___ RAW DATA
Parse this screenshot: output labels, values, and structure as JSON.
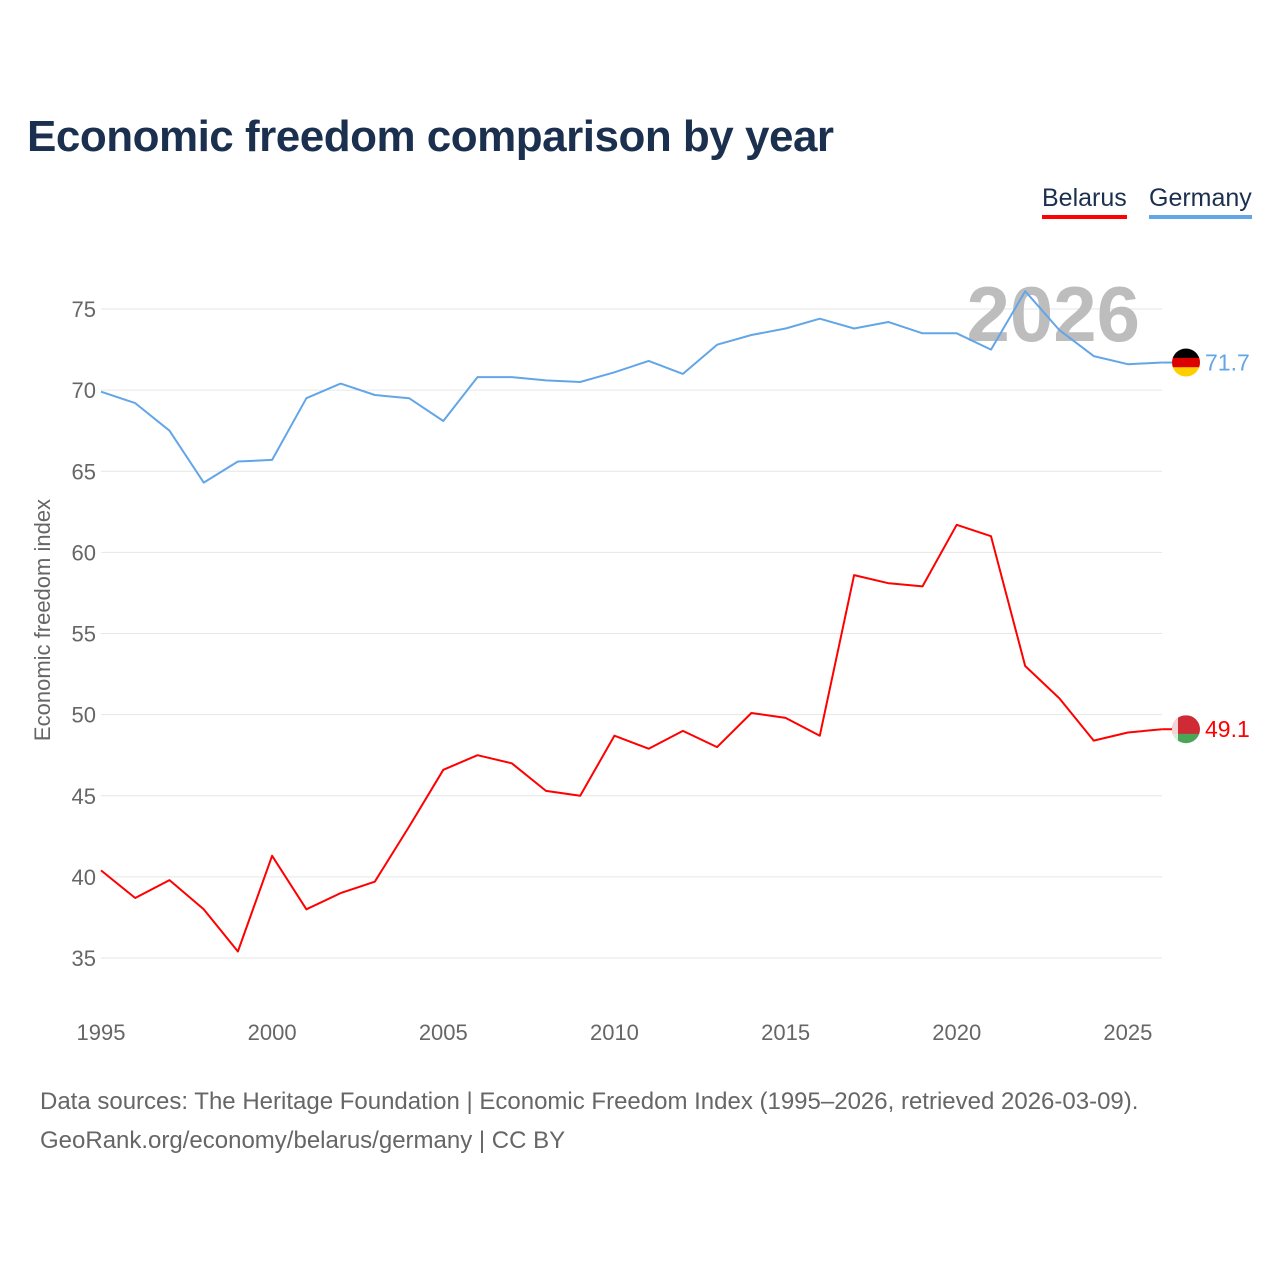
{
  "title": "Economic freedom comparison by year",
  "footer": {
    "line1": "Data sources: The Heritage Foundation | Economic Freedom Index (1995–2026, retrieved 2026-03-09).",
    "line2": "GeoRank.org/economy/belarus/germany | CC BY"
  },
  "chart_data": {
    "type": "line",
    "title": "Economic freedom comparison by year",
    "xlabel": "",
    "ylabel": "Economic freedom index",
    "watermark_year": "2026",
    "xlim": [
      1995,
      2026
    ],
    "ylim": [
      32,
      78
    ],
    "x_ticks": [
      1995,
      2000,
      2005,
      2010,
      2015,
      2020,
      2025
    ],
    "y_ticks": [
      35,
      40,
      45,
      50,
      55,
      60,
      65,
      70,
      75
    ],
    "grid": true,
    "legend_placement": "top-right",
    "x": [
      1995,
      1996,
      1997,
      1998,
      1999,
      2000,
      2001,
      2002,
      2003,
      2004,
      2005,
      2006,
      2007,
      2008,
      2009,
      2010,
      2011,
      2012,
      2013,
      2014,
      2015,
      2016,
      2017,
      2018,
      2019,
      2020,
      2021,
      2022,
      2023,
      2024,
      2025,
      2026
    ],
    "series": [
      {
        "name": "Belarus",
        "color": "#ff0000",
        "end_label": "49.1",
        "flag": "belarus-flag",
        "values": [
          40.4,
          38.7,
          39.8,
          38.0,
          35.4,
          41.3,
          38.0,
          39.0,
          39.7,
          43.1,
          46.6,
          47.5,
          47.0,
          45.3,
          45.0,
          48.7,
          47.9,
          49.0,
          48.0,
          50.1,
          49.8,
          48.7,
          58.6,
          58.1,
          57.9,
          61.7,
          61.0,
          53.0,
          51.0,
          48.4,
          48.9,
          49.1
        ]
      },
      {
        "name": "Germany",
        "color": "#63a6e8",
        "end_label": "71.7",
        "flag": "germany-flag",
        "values": [
          69.9,
          69.2,
          67.5,
          64.3,
          65.6,
          65.7,
          69.5,
          70.4,
          69.7,
          69.5,
          68.1,
          70.8,
          70.8,
          70.6,
          70.5,
          71.1,
          71.8,
          71.0,
          72.8,
          73.4,
          73.8,
          74.4,
          73.8,
          74.2,
          73.5,
          73.5,
          72.5,
          76.1,
          73.7,
          72.1,
          71.6,
          71.7
        ]
      }
    ]
  }
}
______
AIM OF THE EXERCISE: Exclude the pictures and transcribe all of the entries exactly.

CORRECT RESULT:
Parse this screenshot: output labels, values, and structure as JSON.
{
  "title": "Economic freedom comparison by year",
  "footer": {
    "line1": "Data sources: The Heritage Foundation | Economic Freedom Index (1995–2026, retrieved 2026-03-09).",
    "line2": "GeoRank.org/economy/belarus/germany | CC BY"
  },
  "chart_data": {
    "type": "line",
    "title": "Economic freedom comparison by year",
    "xlabel": "",
    "ylabel": "Economic freedom index",
    "watermark_year": "2026",
    "xlim": [
      1995,
      2026
    ],
    "ylim": [
      32,
      78
    ],
    "x_ticks": [
      1995,
      2000,
      2005,
      2010,
      2015,
      2020,
      2025
    ],
    "y_ticks": [
      35,
      40,
      45,
      50,
      55,
      60,
      65,
      70,
      75
    ],
    "grid": true,
    "legend_placement": "top-right",
    "x": [
      1995,
      1996,
      1997,
      1998,
      1999,
      2000,
      2001,
      2002,
      2003,
      2004,
      2005,
      2006,
      2007,
      2008,
      2009,
      2010,
      2011,
      2012,
      2013,
      2014,
      2015,
      2016,
      2017,
      2018,
      2019,
      2020,
      2021,
      2022,
      2023,
      2024,
      2025,
      2026
    ],
    "series": [
      {
        "name": "Belarus",
        "color": "#ff0000",
        "end_label": "49.1",
        "flag": "belarus-flag",
        "values": [
          40.4,
          38.7,
          39.8,
          38.0,
          35.4,
          41.3,
          38.0,
          39.0,
          39.7,
          43.1,
          46.6,
          47.5,
          47.0,
          45.3,
          45.0,
          48.7,
          47.9,
          49.0,
          48.0,
          50.1,
          49.8,
          48.7,
          58.6,
          58.1,
          57.9,
          61.7,
          61.0,
          53.0,
          51.0,
          48.4,
          48.9,
          49.1
        ]
      },
      {
        "name": "Germany",
        "color": "#63a6e8",
        "end_label": "71.7",
        "flag": "germany-flag",
        "values": [
          69.9,
          69.2,
          67.5,
          64.3,
          65.6,
          65.7,
          69.5,
          70.4,
          69.7,
          69.5,
          68.1,
          70.8,
          70.8,
          70.6,
          70.5,
          71.1,
          71.8,
          71.0,
          72.8,
          73.4,
          73.8,
          74.4,
          73.8,
          74.2,
          73.5,
          73.5,
          72.5,
          76.1,
          73.7,
          72.1,
          71.6,
          71.7
        ]
      }
    ]
  }
}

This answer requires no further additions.